## Problem
Every entry that follows needs to be repeated exactly.

○ ○ ○

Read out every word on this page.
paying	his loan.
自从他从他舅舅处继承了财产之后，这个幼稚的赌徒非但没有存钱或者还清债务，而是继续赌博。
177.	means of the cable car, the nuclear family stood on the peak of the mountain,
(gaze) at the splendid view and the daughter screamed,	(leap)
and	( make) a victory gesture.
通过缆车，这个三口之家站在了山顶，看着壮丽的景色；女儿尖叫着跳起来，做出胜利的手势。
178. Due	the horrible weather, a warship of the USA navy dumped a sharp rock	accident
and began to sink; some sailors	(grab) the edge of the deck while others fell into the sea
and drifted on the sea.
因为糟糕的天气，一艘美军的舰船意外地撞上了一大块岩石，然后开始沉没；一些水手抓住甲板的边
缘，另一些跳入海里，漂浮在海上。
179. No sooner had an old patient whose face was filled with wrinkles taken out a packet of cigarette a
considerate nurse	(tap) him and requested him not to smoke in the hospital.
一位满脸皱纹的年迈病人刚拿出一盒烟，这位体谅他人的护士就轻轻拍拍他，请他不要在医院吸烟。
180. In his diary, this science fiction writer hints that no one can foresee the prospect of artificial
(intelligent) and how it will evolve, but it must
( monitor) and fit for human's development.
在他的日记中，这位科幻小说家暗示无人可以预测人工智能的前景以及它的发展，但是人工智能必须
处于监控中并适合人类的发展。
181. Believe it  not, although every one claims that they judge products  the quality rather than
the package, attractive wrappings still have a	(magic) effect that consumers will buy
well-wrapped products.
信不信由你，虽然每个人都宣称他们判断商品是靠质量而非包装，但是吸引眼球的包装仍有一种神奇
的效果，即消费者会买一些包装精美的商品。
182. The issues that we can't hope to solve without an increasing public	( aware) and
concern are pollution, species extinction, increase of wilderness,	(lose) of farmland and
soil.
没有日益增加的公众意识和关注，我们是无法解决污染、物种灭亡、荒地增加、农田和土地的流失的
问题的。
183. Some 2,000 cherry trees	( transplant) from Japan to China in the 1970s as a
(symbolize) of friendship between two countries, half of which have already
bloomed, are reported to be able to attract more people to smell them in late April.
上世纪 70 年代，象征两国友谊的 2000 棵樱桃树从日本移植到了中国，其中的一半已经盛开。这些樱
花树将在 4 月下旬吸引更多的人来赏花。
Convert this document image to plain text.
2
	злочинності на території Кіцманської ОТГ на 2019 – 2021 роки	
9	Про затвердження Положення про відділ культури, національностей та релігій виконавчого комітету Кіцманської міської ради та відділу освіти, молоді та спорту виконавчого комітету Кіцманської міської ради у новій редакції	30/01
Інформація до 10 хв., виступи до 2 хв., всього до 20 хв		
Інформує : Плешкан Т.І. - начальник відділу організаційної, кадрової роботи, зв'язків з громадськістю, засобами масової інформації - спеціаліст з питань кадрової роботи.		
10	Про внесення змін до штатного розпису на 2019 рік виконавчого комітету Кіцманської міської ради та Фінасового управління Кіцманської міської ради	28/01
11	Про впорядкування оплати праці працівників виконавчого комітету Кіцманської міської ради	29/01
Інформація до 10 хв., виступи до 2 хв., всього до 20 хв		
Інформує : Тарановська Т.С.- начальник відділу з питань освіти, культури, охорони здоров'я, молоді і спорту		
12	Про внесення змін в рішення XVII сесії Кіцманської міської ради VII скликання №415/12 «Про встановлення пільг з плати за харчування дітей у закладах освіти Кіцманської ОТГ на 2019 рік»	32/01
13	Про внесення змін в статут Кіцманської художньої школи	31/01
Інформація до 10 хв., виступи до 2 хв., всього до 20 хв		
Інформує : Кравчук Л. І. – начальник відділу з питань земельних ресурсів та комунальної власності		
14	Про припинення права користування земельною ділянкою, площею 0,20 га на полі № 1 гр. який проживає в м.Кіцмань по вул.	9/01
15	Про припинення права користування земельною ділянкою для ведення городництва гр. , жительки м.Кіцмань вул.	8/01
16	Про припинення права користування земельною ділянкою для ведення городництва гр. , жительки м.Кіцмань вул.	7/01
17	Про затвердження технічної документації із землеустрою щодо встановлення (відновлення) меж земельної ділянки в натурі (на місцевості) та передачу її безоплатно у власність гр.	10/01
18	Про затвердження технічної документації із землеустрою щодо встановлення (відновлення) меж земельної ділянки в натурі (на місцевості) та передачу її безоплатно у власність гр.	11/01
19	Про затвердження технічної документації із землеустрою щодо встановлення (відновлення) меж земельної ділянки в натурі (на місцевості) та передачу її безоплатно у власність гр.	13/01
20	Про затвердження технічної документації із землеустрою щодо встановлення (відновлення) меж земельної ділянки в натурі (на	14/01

○ ○ ○

## Exercise result
Read out every word on this page.
paying	his loan.
自从他从他舅舅处继承了财产之后，这个幼稚的赌徒非但没有存钱或者还清债务，而是继续赌博。
177.	means of the cable car, the nuclear family stood on the peak of the mountain,
(gaze) at the splendid view and the daughter screamed,	(leap)
and	( make) a victory gesture.
通过缆车，这个三口之家站在了山顶，看着壮丽的景色；女儿尖叫着跳起来，做出胜利的手势。
178. Due	the horrible weather, a warship of the USA navy dumped a sharp rock	accident
and began to sink; some sailors	(grab) the edge of the deck while others fell into the sea
and drifted on the sea.
因为糟糕的天气，一艘美军的舰船意外地撞上了一大块岩石，然后开始沉没；一些水手抓住甲板的边
缘，另一些跳入海里，漂浮在海上。
179. No sooner had an old patient whose face was filled with wrinkles taken out a packet of cigarette a
considerate nurse	(tap) him and requested him not to smoke in the hospital.
一位满脸皱纹的年迈病人刚拿出一盒烟，这位体谅他人的护士就轻轻拍拍他，请他不要在医院吸烟。
180. In his diary, this science fiction writer hints that no one can foresee the prospect of artificial
(intelligent) and how it will evolve, but it must
( monitor) and fit for human's development.
在他的日记中，这位科幻小说家暗示无人可以预测人工智能的前景以及它的发展，但是人工智能必须
处于监控中并适合人类的发展。
181. Believe it  not, although every one claims that they judge products  the quality rather than
the package, attractive wrappings still have a	(magic) effect that consumers will buy
well-wrapped products.
信不信由你，虽然每个人都宣称他们判断商品是靠质量而非包装，但是吸引眼球的包装仍有一种神奇
的效果，即消费者会买一些包装精美的商品。
182. The issues that we can't hope to solve without an increasing public	( aware) and
concern are pollution, species extinction, increase of wilderness,	(lose) of farmland and
soil.
没有日益增加的公众意识和关注，我们是无法解决污染、物种灭亡、荒地增加、农田和土地的流失的
问题的。
183. Some 2,000 cherry trees	( transplant) from Japan to China in the 1970s as a
(symbolize) of friendship between two countries, half of which have already
bloomed, are reported to be able to attract more people to smell them in late April.
上世纪 70 年代，象征两国友谊的 2000 棵樱桃树从日本移植到了中国，其中的一半已经盛开。这些樱
花树将在 4 月下旬吸引更多的人来赏花。
Convert this document image to plain text.
2
	злочинності на території Кіцманської ОТГ на 2019 – 2021 роки	
9	Про затвердження Положення про відділ культури, національностей та релігій виконавчого комітету Кіцманської міської ради та відділу освіти, молоді та спорту виконавчого комітету Кіцманської міської ради у новій редакції	30/01
Інформація до 10 хв., виступи до 2 хв., всього до 20 хв		
Інформує : Плешкан Т.І. - начальник відділу організаційної, кадрової роботи, зв'язків з громадськістю, засобами масової інформації - спеціаліст з питань кадрової роботи.		
10	Про внесення змін до штатного розпису на 2019 рік виконавчого комітету Кіцманської міської ради та Фінасового управління Кіцманської міської ради	28/01
11	Про впорядкування оплати праці працівників виконавчого комітету Кіцманської міської ради	29/01
Інформація до 10 хв., виступи до 2 хв., всього до 20 хв		
Інформує : Тарановська Т.С.- начальник відділу з питань освіти, культури, охорони здоров'я, молоді і спорту		
12	Про внесення змін в рішення XVII сесії Кіцманської міської ради VII скликання №415/12 «Про встановлення пільг з плати за харчування дітей у закладах освіти Кіцманської ОТГ на 2019 рік»	32/01
13	Про внесення змін в статут Кіцманської художньої школи	31/01
Інформація до 10 хв., виступи до 2 хв., всього до 20 хв		
Інформує : Кравчук Л. І. – начальник відділу з питань земельних ресурсів та комунальної власності		
14	Про припинення права користування земельною ділянкою, площею 0,20 га на полі № 1 гр. який проживає в м.Кіцмань по вул.	9/01
15	Про припинення права користування земельною ділянкою для ведення городництва гр. , жительки м.Кіцмань вул.	8/01
16	Про припинення права користування земельною ділянкою для ведення городництва гр. , жительки м.Кіцмань вул.	7/01
17	Про затвердження технічної документації із землеустрою щодо встановлення (відновлення) меж земельної ділянки в натурі (на місцевості) та передачу її безоплатно у власність гр.	10/01
18	Про затвердження технічної документації із землеустрою щодо встановлення (відновлення) меж земельної ділянки в натурі (на місцевості) та передачу її безоплатно у власність гр.	11/01
19	Про затвердження технічної документації із землеустрою щодо встановлення (відновлення) меж земельної ділянки в натурі (на місцевості) та передачу її безоплатно у власність гр.	13/01
20	Про затвердження технічної документації із землеустрою щодо встановлення (відновлення) меж земельної ділянки в натурі (на	14/01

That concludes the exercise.